• _INSTRUCTIONS TO FOLLOW_: Extract the complete listing and repeat it word for word.

================

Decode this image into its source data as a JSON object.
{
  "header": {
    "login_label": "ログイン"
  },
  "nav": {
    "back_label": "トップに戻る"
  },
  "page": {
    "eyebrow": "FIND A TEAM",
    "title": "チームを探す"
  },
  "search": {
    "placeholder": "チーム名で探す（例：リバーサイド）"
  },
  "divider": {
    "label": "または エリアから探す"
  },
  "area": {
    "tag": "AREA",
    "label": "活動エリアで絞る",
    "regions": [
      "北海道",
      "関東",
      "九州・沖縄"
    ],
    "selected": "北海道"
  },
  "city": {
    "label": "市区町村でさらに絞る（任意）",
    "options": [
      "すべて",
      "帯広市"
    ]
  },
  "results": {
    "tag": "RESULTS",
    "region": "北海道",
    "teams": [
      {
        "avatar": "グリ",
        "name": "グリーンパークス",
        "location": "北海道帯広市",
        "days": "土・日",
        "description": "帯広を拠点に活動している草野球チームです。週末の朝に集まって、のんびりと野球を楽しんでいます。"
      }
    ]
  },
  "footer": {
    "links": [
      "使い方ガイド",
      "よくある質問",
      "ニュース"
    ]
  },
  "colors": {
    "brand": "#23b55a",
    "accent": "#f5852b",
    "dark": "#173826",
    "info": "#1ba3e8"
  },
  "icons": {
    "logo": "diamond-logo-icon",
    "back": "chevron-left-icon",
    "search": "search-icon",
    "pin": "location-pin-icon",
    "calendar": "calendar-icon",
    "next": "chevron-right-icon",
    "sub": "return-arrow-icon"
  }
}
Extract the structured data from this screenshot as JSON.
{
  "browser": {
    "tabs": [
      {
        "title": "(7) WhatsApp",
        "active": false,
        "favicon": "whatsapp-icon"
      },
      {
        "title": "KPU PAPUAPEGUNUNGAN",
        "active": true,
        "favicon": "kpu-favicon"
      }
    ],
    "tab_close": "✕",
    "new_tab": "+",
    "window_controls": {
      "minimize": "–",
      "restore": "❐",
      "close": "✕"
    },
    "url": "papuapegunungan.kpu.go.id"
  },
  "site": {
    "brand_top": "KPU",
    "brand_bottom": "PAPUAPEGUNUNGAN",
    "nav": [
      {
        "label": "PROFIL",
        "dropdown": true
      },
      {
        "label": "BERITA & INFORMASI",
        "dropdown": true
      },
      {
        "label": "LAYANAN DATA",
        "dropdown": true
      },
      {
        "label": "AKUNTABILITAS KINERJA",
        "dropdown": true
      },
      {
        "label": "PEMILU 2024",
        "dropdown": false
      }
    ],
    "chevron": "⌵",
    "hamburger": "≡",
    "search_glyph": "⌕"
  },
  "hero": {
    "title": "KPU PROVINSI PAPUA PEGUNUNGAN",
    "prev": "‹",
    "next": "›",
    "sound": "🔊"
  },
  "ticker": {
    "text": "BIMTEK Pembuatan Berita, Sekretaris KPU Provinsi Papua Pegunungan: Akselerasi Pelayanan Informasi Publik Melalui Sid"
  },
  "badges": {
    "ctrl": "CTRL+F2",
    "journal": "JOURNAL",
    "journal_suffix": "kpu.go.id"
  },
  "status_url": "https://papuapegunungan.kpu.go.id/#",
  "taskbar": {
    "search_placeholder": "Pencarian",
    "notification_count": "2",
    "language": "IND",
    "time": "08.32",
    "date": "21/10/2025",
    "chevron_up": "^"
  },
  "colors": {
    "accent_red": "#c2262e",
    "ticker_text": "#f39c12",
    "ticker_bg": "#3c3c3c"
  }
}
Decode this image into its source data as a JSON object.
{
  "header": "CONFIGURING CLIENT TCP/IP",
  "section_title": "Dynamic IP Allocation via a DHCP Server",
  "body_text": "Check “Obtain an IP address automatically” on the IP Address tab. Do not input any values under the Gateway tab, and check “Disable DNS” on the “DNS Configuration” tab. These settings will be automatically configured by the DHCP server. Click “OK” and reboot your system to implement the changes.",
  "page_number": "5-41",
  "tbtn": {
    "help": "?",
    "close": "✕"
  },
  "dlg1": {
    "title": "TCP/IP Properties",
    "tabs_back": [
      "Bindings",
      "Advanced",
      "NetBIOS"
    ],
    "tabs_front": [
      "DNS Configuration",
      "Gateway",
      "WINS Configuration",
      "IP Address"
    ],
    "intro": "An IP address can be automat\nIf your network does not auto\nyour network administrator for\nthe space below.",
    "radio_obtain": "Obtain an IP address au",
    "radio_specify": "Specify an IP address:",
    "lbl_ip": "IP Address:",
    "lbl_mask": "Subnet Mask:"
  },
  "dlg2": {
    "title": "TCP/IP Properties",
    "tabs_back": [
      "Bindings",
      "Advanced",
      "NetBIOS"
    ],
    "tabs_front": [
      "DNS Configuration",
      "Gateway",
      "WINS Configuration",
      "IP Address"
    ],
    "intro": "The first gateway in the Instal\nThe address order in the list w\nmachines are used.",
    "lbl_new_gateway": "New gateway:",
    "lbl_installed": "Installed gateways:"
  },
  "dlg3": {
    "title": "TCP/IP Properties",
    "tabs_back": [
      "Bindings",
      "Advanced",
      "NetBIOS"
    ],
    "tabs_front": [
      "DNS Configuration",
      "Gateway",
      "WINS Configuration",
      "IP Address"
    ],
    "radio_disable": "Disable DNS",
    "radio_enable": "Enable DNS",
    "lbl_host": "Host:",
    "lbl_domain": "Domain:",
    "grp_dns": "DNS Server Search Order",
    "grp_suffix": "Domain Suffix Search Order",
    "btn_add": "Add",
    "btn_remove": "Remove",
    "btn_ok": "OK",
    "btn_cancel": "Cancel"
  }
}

================

• _SOLUTION TO THE EXERCISE_:
Decode this image into its source data as a JSON object.
{
  "header": {
    "login_label": "ログイン"
  },
  "nav": {
    "back_label": "トップに戻る"
  },
  "page": {
    "eyebrow": "FIND A TEAM",
    "title": "チームを探す"
  },
  "search": {
    "placeholder": "チーム名で探す（例：リバーサイド）"
  },
  "divider": {
    "label": "または エリアから探す"
  },
  "area": {
    "tag": "AREA",
    "label": "活動エリアで絞る",
    "regions": [
      "北海道",
      "関東",
      "九州・沖縄"
    ],
    "selected": "北海道"
  },
  "city": {
    "label": "市区町村でさらに絞る（任意）",
    "options": [
      "すべて",
      "帯広市"
    ]
  },
  "results": {
    "tag": "RESULTS",
    "region": "北海道",
    "teams": [
      {
        "avatar": "グリ",
        "name": "グリーンパークス",
        "location": "北海道帯広市",
        "days": "土・日",
        "description": "帯広を拠点に活動している草野球チームです。週末の朝に集まって、のんびりと野球を楽しんでいます。"
      }
    ]
  },
  "footer": {
    "links": [
      "使い方ガイド",
      "よくある質問",
      "ニュース"
    ]
  },
  "colors": {
    "brand": "#23b55a",
    "accent": "#f5852b",
    "dark": "#173826",
    "info": "#1ba3e8"
  },
  "icons": {
    "logo": "diamond-logo-icon",
    "back": "chevron-left-icon",
    "search": "search-icon",
    "pin": "location-pin-icon",
    "calendar": "calendar-icon",
    "next": "chevron-right-icon",
    "sub": "return-arrow-icon"
  }
}
Extract the structured data from this screenshot as JSON.
{
  "browser": {
    "tabs": [
      {
        "title": "(7) WhatsApp",
        "active": false,
        "favicon": "whatsapp-icon"
      },
      {
        "title": "KPU PAPUAPEGUNUNGAN",
        "active": true,
        "favicon": "kpu-favicon"
      }
    ],
    "tab_close": "✕",
    "new_tab": "+",
    "window_controls": {
      "minimize": "–",
      "restore": "❐",
      "close": "✕"
    },
    "url": "papuapegunungan.kpu.go.id"
  },
  "site": {
    "brand_top": "KPU",
    "brand_bottom": "PAPUAPEGUNUNGAN",
    "nav": [
      {
        "label": "PROFIL",
        "dropdown": true
      },
      {
        "label": "BERITA & INFORMASI",
        "dropdown": true
      },
      {
        "label": "LAYANAN DATA",
        "dropdown": true
      },
      {
        "label": "AKUNTABILITAS KINERJA",
        "dropdown": true
      },
      {
        "label": "PEMILU 2024",
        "dropdown": false
      }
    ],
    "chevron": "⌵",
    "hamburger": "≡",
    "search_glyph": "⌕"
  },
  "hero": {
    "title": "KPU PROVINSI PAPUA PEGUNUNGAN",
    "prev": "‹",
    "next": "›",
    "sound": "🔊"
  },
  "ticker": {
    "text": "BIMTEK Pembuatan Berita, Sekretaris KPU Provinsi Papua Pegunungan: Akselerasi Pelayanan Informasi Publik Melalui Sid"
  },
  "badges": {
    "ctrl": "CTRL+F2",
    "journal": "JOURNAL",
    "journal_suffix": "kpu.go.id"
  },
  "status_url": "https://papuapegunungan.kpu.go.id/#",
  "taskbar": {
    "search_placeholder": "Pencarian",
    "notification_count": "2",
    "language": "IND",
    "time": "08.32",
    "date": "21/10/2025",
    "chevron_up": "^"
  },
  "colors": {
    "accent_red": "#c2262e",
    "ticker_text": "#f39c12",
    "ticker_bg": "#3c3c3c"
  }
}
Decode this image into its source data as a JSON object.
{
  "header": "CONFIGURING CLIENT TCP/IP",
  "section_title": "Dynamic IP Allocation via a DHCP Server",
  "body_text": "Check “Obtain an IP address automatically” on the IP Address tab. Do not input any values under the Gateway tab, and check “Disable DNS” on the “DNS Configuration” tab. These settings will be automatically configured by the DHCP server. Click “OK” and reboot your system to implement the changes.",
  "page_number": "5-41",
  "tbtn": {
    "help": "?",
    "close": "✕"
  },
  "dlg1": {
    "title": "TCP/IP Properties",
    "tabs_back": [
      "Bindings",
      "Advanced",
      "NetBIOS"
    ],
    "tabs_front": [
      "DNS Configuration",
      "Gateway",
      "WINS Configuration",
      "IP Address"
    ],
    "intro": "An IP address can be automat\nIf your network does not auto\nyour network administrator for\nthe space below.",
    "radio_obtain": "Obtain an IP address au",
    "radio_specify": "Specify an IP address:",
    "lbl_ip": "IP Address:",
    "lbl_mask": "Subnet Mask:"
  },
  "dlg2": {
    "title": "TCP/IP Properties",
    "tabs_back": [
      "Bindings",
      "Advanced",
      "NetBIOS"
    ],
    "tabs_front": [
      "DNS Configuration",
      "Gateway",
      "WINS Configuration",
      "IP Address"
    ],
    "intro": "The first gateway in the Instal\nThe address order in the list w\nmachines are used.",
    "lbl_new_gateway": "New gateway:",
    "lbl_installed": "Installed gateways:"
  },
  "dlg3": {
    "title": "TCP/IP Properties",
    "tabs_back": [
      "Bindings",
      "Advanced",
      "NetBIOS"
    ],
    "tabs_front": [
      "DNS Configuration",
      "Gateway",
      "WINS Configuration",
      "IP Address"
    ],
    "radio_disable": "Disable DNS",
    "radio_enable": "Enable DNS",
    "lbl_host": "Host:",
    "lbl_domain": "Domain:",
    "grp_dns": "DNS Server Search Order",
    "grp_suffix": "Domain Suffix Search Order",
    "btn_add": "Add",
    "btn_remove": "Remove",
    "btn_ok": "OK",
    "btn_cancel": "Cancel"
  }
}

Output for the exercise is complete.